— Given information —

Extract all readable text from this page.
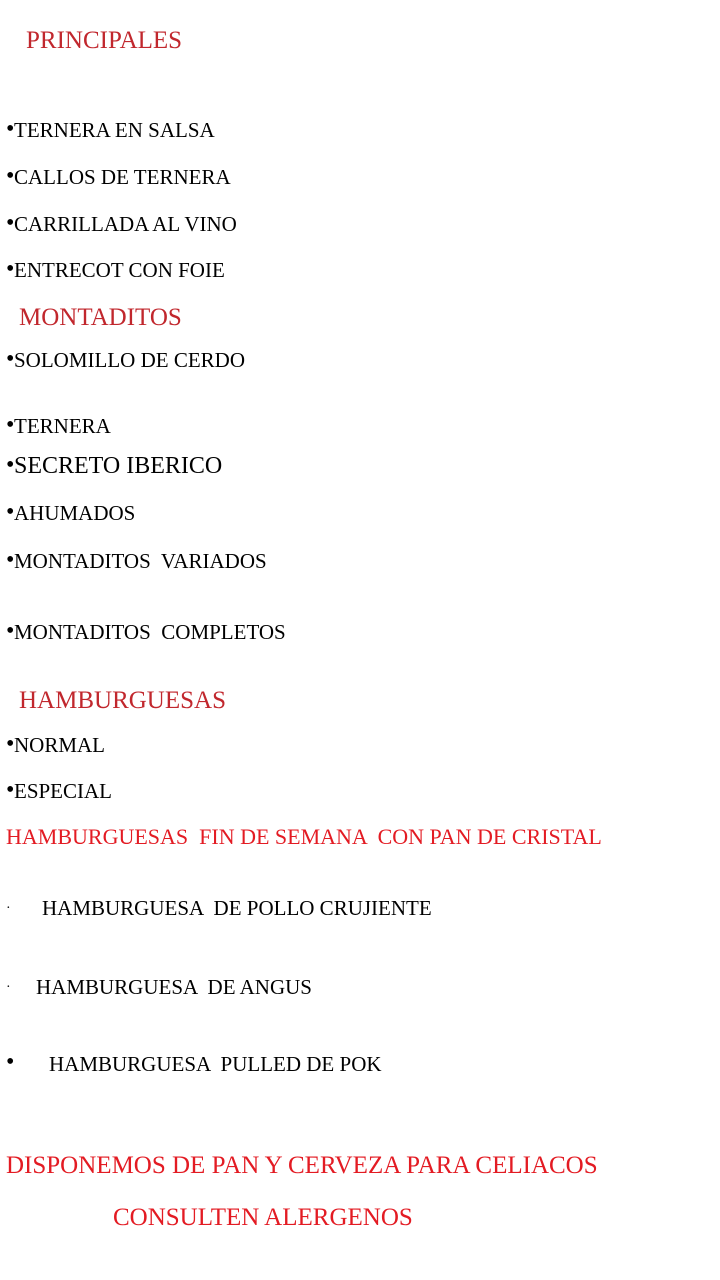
PRINCIPALES
•TERNERA EN SALSA
•CALLOS DE TERNERA
•CARRILLADA AL VINO
•ENTRECOT CON FOIE
MONTADITOS
•SOLOMILLO DE CERDO
•TERNERA
•SECRETO IBERICO
•AHUMADOS
•MONTADITOS  VARIADOS
•MONTADITOS  COMPLETOS
HAMBURGUESAS
•NORMAL
•ESPECIAL
HAMBURGUESAS  FIN DE SEMANA  CON PAN DE CRISTAL
· HAMBURGUESA  DE POLLO CRUJIENTE
· HAMBURGUESA  DE ANGUS
• HAMBURGUESA  PULLED DE POK
DISPONEMOS DE PAN Y CERVEZA PARA CELIACOS
CONSULTEN ALERGENOS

— Instructions for the task —
Quote the records above exactly, leaving out any pictures.

— Finished exercise —
Extract all readable text from this page.
PRINCIPALES
•TERNERA EN SALSA
•CALLOS DE TERNERA
•CARRILLADA AL VINO
•ENTRECOT CON FOIE
MONTADITOS
•SOLOMILLO DE CERDO
•TERNERA
•SECRETO IBERICO
•AHUMADOS
•MONTADITOS  VARIADOS
•MONTADITOS  COMPLETOS
HAMBURGUESAS
•NORMAL
•ESPECIAL
HAMBURGUESAS  FIN DE SEMANA  CON PAN DE CRISTAL
· HAMBURGUESA  DE POLLO CRUJIENTE
· HAMBURGUESA  DE ANGUS
• HAMBURGUESA  PULLED DE POK
DISPONEMOS DE PAN Y CERVEZA PARA CELIACOS
CONSULTEN ALERGENOS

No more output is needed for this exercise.